→ **Task description**: All of the data below should be written out exactly.

→ **The input**:
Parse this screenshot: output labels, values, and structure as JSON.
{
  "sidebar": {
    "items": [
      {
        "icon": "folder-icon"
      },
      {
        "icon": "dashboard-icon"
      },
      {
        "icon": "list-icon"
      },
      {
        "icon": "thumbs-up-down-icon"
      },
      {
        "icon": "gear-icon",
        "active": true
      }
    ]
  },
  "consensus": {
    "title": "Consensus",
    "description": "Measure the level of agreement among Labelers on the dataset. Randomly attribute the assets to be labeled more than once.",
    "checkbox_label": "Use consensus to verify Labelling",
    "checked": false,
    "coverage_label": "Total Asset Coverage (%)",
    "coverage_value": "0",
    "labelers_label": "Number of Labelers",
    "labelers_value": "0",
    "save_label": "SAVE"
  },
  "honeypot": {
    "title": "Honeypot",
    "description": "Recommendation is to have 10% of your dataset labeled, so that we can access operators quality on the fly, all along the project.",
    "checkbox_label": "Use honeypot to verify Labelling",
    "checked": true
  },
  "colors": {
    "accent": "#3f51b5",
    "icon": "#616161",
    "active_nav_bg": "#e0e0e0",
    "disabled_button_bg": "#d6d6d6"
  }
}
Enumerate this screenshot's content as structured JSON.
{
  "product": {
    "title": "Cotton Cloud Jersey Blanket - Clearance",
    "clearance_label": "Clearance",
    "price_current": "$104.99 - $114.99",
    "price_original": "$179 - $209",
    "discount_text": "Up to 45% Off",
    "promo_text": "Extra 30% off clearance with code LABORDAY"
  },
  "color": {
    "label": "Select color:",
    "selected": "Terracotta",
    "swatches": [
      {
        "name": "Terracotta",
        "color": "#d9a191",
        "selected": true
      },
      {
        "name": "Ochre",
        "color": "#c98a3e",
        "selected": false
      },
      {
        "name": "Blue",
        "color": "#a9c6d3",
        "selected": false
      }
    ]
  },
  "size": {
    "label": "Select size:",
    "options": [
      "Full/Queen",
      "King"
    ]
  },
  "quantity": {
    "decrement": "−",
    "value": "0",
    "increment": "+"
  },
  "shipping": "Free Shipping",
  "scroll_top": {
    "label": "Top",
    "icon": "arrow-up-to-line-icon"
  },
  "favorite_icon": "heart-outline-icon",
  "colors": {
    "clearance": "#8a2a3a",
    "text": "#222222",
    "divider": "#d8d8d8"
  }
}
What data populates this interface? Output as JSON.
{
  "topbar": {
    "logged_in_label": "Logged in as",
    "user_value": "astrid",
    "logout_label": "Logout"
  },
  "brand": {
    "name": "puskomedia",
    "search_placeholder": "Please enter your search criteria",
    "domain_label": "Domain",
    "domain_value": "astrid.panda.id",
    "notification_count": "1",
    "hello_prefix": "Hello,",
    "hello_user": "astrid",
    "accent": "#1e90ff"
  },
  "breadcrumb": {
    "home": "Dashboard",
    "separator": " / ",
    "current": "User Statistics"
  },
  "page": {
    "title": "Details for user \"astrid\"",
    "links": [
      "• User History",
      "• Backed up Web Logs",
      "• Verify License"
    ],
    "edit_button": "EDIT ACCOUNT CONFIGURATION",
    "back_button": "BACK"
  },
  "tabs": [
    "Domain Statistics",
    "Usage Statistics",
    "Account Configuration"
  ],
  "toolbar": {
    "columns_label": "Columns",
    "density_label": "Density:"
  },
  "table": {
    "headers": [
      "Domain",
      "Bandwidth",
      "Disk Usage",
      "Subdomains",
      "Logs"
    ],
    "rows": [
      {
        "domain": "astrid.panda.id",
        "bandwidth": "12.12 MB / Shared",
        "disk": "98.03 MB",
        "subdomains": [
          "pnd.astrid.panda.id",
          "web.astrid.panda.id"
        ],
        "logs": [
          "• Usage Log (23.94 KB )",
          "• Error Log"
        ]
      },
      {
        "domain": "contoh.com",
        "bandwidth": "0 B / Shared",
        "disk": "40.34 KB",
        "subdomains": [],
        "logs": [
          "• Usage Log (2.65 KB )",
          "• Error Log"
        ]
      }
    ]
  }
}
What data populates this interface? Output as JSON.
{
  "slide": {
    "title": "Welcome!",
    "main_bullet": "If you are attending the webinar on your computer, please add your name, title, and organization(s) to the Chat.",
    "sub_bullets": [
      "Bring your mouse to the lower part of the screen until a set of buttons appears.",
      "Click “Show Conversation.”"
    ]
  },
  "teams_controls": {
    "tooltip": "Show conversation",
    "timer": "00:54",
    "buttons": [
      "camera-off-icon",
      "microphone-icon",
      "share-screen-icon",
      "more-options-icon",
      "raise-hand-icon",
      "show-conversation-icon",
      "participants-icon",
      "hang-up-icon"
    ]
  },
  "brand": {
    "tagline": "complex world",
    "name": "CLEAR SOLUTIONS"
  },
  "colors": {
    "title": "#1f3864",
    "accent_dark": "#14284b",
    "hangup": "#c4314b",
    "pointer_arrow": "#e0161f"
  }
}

→ **Full response**:
Parse this screenshot: output labels, values, and structure as JSON.
{
  "sidebar": {
    "items": [
      {
        "icon": "folder-icon"
      },
      {
        "icon": "dashboard-icon"
      },
      {
        "icon": "list-icon"
      },
      {
        "icon": "thumbs-up-down-icon"
      },
      {
        "icon": "gear-icon",
        "active": true
      }
    ]
  },
  "consensus": {
    "title": "Consensus",
    "description": "Measure the level of agreement among Labelers on the dataset. Randomly attribute the assets to be labeled more than once.",
    "checkbox_label": "Use consensus to verify Labelling",
    "checked": false,
    "coverage_label": "Total Asset Coverage (%)",
    "coverage_value": "0",
    "labelers_label": "Number of Labelers",
    "labelers_value": "0",
    "save_label": "SAVE"
  },
  "honeypot": {
    "title": "Honeypot",
    "description": "Recommendation is to have 10% of your dataset labeled, so that we can access operators quality on the fly, all along the project.",
    "checkbox_label": "Use honeypot to verify Labelling",
    "checked": true
  },
  "colors": {
    "accent": "#3f51b5",
    "icon": "#616161",
    "active_nav_bg": "#e0e0e0",
    "disabled_button_bg": "#d6d6d6"
  }
}
Enumerate this screenshot's content as structured JSON.
{
  "product": {
    "title": "Cotton Cloud Jersey Blanket - Clearance",
    "clearance_label": "Clearance",
    "price_current": "$104.99 - $114.99",
    "price_original": "$179 - $209",
    "discount_text": "Up to 45% Off",
    "promo_text": "Extra 30% off clearance with code LABORDAY"
  },
  "color": {
    "label": "Select color:",
    "selected": "Terracotta",
    "swatches": [
      {
        "name": "Terracotta",
        "color": "#d9a191",
        "selected": true
      },
      {
        "name": "Ochre",
        "color": "#c98a3e",
        "selected": false
      },
      {
        "name": "Blue",
        "color": "#a9c6d3",
        "selected": false
      }
    ]
  },
  "size": {
    "label": "Select size:",
    "options": [
      "Full/Queen",
      "King"
    ]
  },
  "quantity": {
    "decrement": "−",
    "value": "0",
    "increment": "+"
  },
  "shipping": "Free Shipping",
  "scroll_top": {
    "label": "Top",
    "icon": "arrow-up-to-line-icon"
  },
  "favorite_icon": "heart-outline-icon",
  "colors": {
    "clearance": "#8a2a3a",
    "text": "#222222",
    "divider": "#d8d8d8"
  }
}
What data populates this interface? Output as JSON.
{
  "topbar": {
    "logged_in_label": "Logged in as",
    "user_value": "astrid",
    "logout_label": "Logout"
  },
  "brand": {
    "name": "puskomedia",
    "search_placeholder": "Please enter your search criteria",
    "domain_label": "Domain",
    "domain_value": "astrid.panda.id",
    "notification_count": "1",
    "hello_prefix": "Hello,",
    "hello_user": "astrid",
    "accent": "#1e90ff"
  },
  "breadcrumb": {
    "home": "Dashboard",
    "separator": " / ",
    "current": "User Statistics"
  },
  "page": {
    "title": "Details for user \"astrid\"",
    "links": [
      "• User History",
      "• Backed up Web Logs",
      "• Verify License"
    ],
    "edit_button": "EDIT ACCOUNT CONFIGURATION",
    "back_button": "BACK"
  },
  "tabs": [
    "Domain Statistics",
    "Usage Statistics",
    "Account Configuration"
  ],
  "toolbar": {
    "columns_label": "Columns",
    "density_label": "Density:"
  },
  "table": {
    "headers": [
      "Domain",
      "Bandwidth",
      "Disk Usage",
      "Subdomains",
      "Logs"
    ],
    "rows": [
      {
        "domain": "astrid.panda.id",
        "bandwidth": "12.12 MB / Shared",
        "disk": "98.03 MB",
        "subdomains": [
          "pnd.astrid.panda.id",
          "web.astrid.panda.id"
        ],
        "logs": [
          "• Usage Log (23.94 KB )",
          "• Error Log"
        ]
      },
      {
        "domain": "contoh.com",
        "bandwidth": "0 B / Shared",
        "disk": "40.34 KB",
        "subdomains": [],
        "logs": [
          "• Usage Log (2.65 KB )",
          "• Error Log"
        ]
      }
    ]
  }
}
What data populates this interface? Output as JSON.
{
  "slide": {
    "title": "Welcome!",
    "main_bullet": "If you are attending the webinar on your computer, please add your name, title, and organization(s) to the Chat.",
    "sub_bullets": [
      "Bring your mouse to the lower part of the screen until a set of buttons appears.",
      "Click “Show Conversation.”"
    ]
  },
  "teams_controls": {
    "tooltip": "Show conversation",
    "timer": "00:54",
    "buttons": [
      "camera-off-icon",
      "microphone-icon",
      "share-screen-icon",
      "more-options-icon",
      "raise-hand-icon",
      "show-conversation-icon",
      "participants-icon",
      "hang-up-icon"
    ]
  },
  "brand": {
    "tagline": "complex world",
    "name": "CLEAR SOLUTIONS"
  },
  "colors": {
    "title": "#1f3864",
    "accent_dark": "#14284b",
    "hangup": "#c4314b",
    "pointer_arrow": "#e0161f"
  }
}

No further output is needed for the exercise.